* **Task requirements**
Select the lines below containing the word "trained".

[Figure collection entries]
- - -

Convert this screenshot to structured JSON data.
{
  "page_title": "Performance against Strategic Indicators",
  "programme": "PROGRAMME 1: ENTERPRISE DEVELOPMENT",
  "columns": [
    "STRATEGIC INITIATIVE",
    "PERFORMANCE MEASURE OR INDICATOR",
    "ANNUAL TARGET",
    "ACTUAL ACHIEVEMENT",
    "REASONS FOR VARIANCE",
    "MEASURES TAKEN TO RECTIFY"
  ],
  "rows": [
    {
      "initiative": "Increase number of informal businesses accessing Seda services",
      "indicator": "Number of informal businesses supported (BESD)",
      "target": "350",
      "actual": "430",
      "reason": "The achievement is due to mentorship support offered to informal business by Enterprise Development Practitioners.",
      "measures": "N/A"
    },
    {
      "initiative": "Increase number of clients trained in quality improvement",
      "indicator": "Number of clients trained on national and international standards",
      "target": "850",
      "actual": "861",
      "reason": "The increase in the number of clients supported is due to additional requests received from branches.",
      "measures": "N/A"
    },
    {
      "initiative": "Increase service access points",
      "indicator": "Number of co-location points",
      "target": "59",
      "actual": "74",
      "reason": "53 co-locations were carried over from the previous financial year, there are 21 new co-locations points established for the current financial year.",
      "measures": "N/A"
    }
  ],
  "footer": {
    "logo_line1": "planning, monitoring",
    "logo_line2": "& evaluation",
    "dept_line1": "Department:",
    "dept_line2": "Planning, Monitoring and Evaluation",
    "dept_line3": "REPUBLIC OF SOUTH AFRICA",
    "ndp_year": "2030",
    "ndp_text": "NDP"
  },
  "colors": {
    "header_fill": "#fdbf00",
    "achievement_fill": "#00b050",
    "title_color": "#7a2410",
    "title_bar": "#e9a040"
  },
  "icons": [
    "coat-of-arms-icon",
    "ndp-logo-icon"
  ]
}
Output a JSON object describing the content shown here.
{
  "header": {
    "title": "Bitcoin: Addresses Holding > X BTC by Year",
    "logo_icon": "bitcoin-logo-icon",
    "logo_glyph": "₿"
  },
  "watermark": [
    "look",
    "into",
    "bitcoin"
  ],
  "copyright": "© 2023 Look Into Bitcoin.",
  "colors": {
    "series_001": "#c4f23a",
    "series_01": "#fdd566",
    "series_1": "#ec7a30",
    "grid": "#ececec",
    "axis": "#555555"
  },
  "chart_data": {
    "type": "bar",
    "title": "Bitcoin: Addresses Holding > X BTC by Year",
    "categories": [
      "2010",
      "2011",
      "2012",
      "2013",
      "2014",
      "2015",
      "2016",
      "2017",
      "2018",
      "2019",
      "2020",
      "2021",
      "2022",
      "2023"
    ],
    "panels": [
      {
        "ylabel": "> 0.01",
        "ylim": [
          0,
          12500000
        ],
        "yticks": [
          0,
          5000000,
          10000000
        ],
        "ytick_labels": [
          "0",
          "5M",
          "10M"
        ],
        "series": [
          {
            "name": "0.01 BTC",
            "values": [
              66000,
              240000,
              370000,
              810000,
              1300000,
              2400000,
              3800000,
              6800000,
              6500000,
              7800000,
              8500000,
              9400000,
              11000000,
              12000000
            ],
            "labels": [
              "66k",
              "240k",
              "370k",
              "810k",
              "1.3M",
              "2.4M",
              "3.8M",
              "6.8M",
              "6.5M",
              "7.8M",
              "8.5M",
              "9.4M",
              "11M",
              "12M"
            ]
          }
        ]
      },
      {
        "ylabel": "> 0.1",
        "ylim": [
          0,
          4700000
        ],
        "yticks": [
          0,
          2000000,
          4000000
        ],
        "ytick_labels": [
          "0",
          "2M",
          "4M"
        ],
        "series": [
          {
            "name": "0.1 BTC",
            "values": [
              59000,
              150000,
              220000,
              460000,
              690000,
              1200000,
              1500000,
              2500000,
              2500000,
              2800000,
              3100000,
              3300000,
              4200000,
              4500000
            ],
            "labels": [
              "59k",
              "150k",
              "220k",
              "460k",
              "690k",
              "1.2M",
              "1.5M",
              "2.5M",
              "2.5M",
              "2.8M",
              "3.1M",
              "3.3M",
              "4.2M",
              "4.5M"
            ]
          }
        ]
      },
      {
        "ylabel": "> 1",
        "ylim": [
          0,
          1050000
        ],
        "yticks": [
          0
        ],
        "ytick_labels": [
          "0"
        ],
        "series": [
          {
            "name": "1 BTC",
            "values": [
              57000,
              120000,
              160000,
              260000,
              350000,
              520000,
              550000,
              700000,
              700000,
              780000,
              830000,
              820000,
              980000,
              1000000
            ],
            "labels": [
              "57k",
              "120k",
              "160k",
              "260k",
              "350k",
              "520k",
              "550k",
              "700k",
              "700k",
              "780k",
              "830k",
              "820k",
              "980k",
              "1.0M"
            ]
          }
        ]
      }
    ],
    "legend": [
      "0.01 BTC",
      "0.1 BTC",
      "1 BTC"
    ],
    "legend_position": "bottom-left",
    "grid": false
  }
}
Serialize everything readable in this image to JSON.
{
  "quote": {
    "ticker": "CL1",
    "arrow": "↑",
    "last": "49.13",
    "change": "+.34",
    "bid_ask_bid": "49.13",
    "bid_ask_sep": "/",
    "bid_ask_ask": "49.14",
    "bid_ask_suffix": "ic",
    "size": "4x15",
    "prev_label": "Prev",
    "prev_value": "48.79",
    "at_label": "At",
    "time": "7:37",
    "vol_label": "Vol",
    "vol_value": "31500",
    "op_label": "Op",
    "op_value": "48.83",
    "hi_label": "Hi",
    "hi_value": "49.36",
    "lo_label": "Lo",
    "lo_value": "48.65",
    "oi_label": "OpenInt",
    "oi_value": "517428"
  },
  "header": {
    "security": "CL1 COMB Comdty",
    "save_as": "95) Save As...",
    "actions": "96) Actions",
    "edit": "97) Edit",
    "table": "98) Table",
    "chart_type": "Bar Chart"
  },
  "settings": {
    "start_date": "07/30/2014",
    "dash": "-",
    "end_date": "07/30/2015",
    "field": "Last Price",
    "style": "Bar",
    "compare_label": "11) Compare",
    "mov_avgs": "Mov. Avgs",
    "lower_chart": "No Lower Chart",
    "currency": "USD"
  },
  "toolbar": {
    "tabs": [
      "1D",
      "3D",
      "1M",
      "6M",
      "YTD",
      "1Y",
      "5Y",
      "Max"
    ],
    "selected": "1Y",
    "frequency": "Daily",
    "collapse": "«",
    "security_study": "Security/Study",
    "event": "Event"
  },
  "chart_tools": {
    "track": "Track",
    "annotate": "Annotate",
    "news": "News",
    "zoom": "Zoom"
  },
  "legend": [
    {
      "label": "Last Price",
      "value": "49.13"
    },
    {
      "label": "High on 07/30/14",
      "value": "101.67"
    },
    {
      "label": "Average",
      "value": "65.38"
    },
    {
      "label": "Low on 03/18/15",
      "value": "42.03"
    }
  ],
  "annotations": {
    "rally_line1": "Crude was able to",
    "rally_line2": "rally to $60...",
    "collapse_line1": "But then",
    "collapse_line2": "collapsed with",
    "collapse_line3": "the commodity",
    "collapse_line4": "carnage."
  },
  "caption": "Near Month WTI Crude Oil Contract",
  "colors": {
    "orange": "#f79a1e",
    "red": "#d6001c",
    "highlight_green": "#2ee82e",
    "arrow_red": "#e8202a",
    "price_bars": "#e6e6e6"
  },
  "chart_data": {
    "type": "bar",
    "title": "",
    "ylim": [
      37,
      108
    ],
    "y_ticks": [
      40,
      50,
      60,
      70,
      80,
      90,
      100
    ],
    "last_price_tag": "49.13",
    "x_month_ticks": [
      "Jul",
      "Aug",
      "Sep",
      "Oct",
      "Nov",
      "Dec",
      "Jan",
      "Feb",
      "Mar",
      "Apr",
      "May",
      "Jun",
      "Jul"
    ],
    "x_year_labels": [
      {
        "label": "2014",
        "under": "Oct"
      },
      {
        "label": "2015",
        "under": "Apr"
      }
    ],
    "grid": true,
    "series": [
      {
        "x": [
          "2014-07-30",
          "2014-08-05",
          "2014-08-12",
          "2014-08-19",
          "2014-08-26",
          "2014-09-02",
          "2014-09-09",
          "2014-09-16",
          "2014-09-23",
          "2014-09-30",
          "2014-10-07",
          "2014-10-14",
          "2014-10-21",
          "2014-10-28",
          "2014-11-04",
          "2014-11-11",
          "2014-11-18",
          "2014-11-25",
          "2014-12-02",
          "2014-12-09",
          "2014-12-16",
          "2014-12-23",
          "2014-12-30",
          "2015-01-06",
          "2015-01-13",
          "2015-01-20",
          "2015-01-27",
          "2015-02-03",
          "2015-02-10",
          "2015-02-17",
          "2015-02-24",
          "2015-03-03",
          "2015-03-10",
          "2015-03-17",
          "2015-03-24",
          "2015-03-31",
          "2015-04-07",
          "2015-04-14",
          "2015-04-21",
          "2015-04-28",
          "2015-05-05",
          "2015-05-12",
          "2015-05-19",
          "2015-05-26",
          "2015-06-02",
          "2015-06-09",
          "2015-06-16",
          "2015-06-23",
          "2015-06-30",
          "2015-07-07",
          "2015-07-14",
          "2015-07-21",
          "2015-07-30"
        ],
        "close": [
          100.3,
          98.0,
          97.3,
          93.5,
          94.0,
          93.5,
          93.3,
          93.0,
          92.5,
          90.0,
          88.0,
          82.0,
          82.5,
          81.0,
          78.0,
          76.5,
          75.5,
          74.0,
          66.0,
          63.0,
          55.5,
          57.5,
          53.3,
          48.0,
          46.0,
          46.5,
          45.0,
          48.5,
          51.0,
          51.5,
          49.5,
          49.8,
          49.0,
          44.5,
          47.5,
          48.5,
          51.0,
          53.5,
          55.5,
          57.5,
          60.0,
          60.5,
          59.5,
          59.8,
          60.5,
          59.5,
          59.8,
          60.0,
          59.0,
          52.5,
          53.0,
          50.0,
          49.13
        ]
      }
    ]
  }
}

- - -

* **Solved exercise**
      "initiative": "Increase number of clients trained in quality improvement",
      "indicator": "Number of clients trained on national and international standards",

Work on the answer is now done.